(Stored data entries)

┄┄┄┄┄┄┄┄┄┄

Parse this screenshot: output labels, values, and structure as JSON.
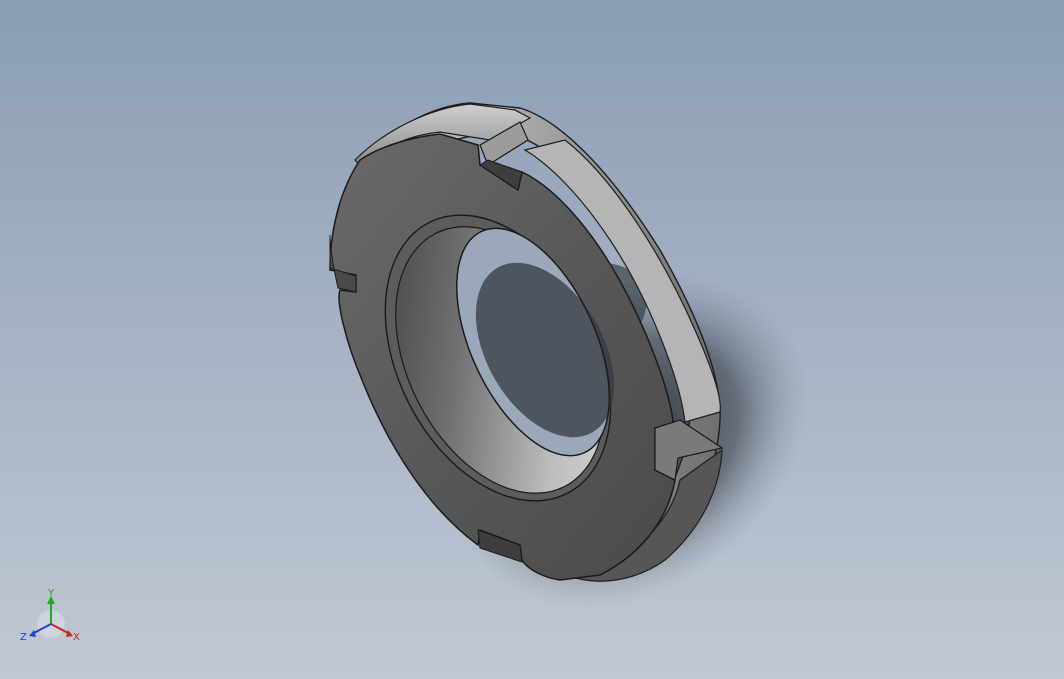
{
  "viewport": {
    "background_top": "#8a9db4",
    "background_bottom": "#c1c8d3",
    "model": "lock-nut-icon"
  },
  "triad": {
    "x_label": "X",
    "y_label": "Y",
    "z_label": "Z",
    "x_color": "#cc2222",
    "y_color": "#22aa22",
    "z_color": "#2244cc"
  }
}
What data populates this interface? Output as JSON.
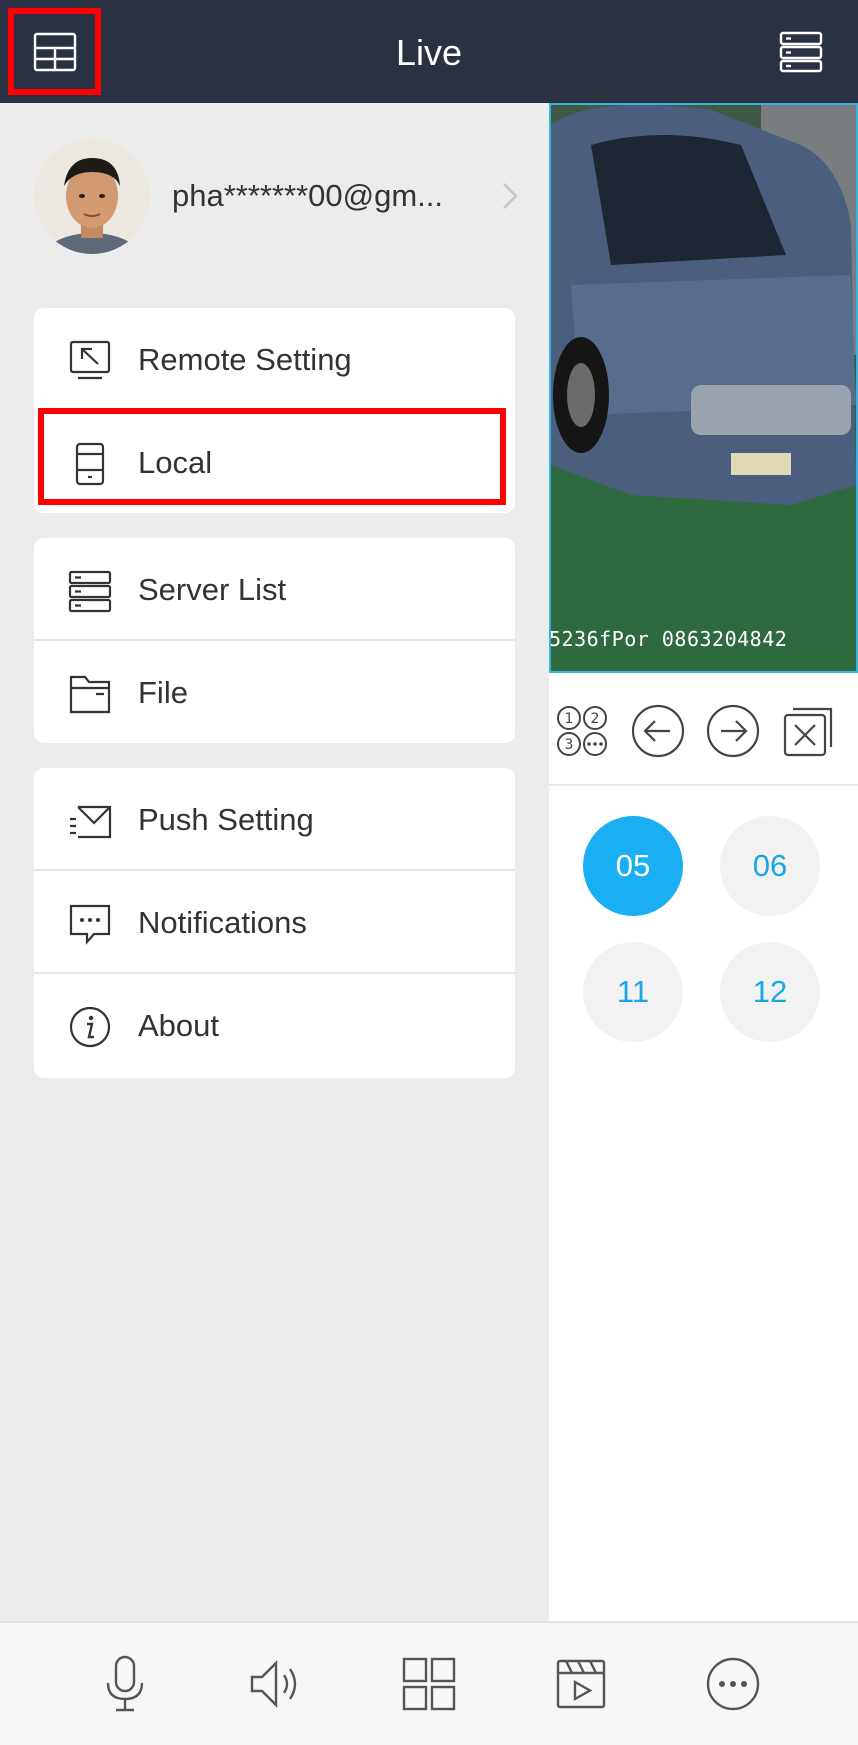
{
  "header": {
    "title": "Live"
  },
  "profile": {
    "email": "pha*******00@gm..."
  },
  "menu": {
    "group1": [
      {
        "label": "Remote Setting",
        "icon": "remote-setting-icon"
      },
      {
        "label": "Local",
        "icon": "phone-icon",
        "highlighted": true
      }
    ],
    "group2": [
      {
        "label": "Server List",
        "icon": "server-list-icon"
      },
      {
        "label": "File",
        "icon": "folder-icon"
      }
    ],
    "group3": [
      {
        "label": "Push Setting",
        "icon": "push-message-icon"
      },
      {
        "label": "Notifications",
        "icon": "chat-bubble-icon"
      },
      {
        "label": "About",
        "icon": "info-icon"
      }
    ]
  },
  "live": {
    "osd_text": "5236fPor 0863204842",
    "channels": [
      {
        "label": "05",
        "active": true
      },
      {
        "label": "06",
        "active": false
      },
      {
        "label": "11",
        "active": false
      },
      {
        "label": "12",
        "active": false
      }
    ]
  },
  "colors": {
    "header_bg": "#2a3142",
    "accent": "#1aaef2",
    "highlight_border": "#ff0000",
    "drawer_bg": "#ececec"
  }
}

┄┄┄┄┄┄┄┄┄┄

» **EXERCISE**:
Reproduce every record above exactly, omitting the pictures.

» **OUTPUT**:
Parse this screenshot: output labels, values, and structure as JSON.
{
  "viewport": {
    "background_top": "#8a9db4",
    "background_bottom": "#c1c8d3",
    "model": "lock-nut-icon"
  },
  "triad": {
    "x_label": "X",
    "y_label": "Y",
    "z_label": "Z",
    "x_color": "#cc2222",
    "y_color": "#22aa22",
    "z_color": "#2244cc"
  }
}
What data populates this interface? Output as JSON.
{
  "header": {
    "title": "Live"
  },
  "profile": {
    "email": "pha*******00@gm..."
  },
  "menu": {
    "group1": [
      {
        "label": "Remote Setting",
        "icon": "remote-setting-icon"
      },
      {
        "label": "Local",
        "icon": "phone-icon",
        "highlighted": true
      }
    ],
    "group2": [
      {
        "label": "Server List",
        "icon": "server-list-icon"
      },
      {
        "label": "File",
        "icon": "folder-icon"
      }
    ],
    "group3": [
      {
        "label": "Push Setting",
        "icon": "push-message-icon"
      },
      {
        "label": "Notifications",
        "icon": "chat-bubble-icon"
      },
      {
        "label": "About",
        "icon": "info-icon"
      }
    ]
  },
  "live": {
    "osd_text": "5236fPor 0863204842",
    "channels": [
      {
        "label": "05",
        "active": true
      },
      {
        "label": "06",
        "active": false
      },
      {
        "label": "11",
        "active": false
      },
      {
        "label": "12",
        "active": false
      }
    ]
  },
  "colors": {
    "header_bg": "#2a3142",
    "accent": "#1aaef2",
    "highlight_border": "#ff0000",
    "drawer_bg": "#ececec"
  }
}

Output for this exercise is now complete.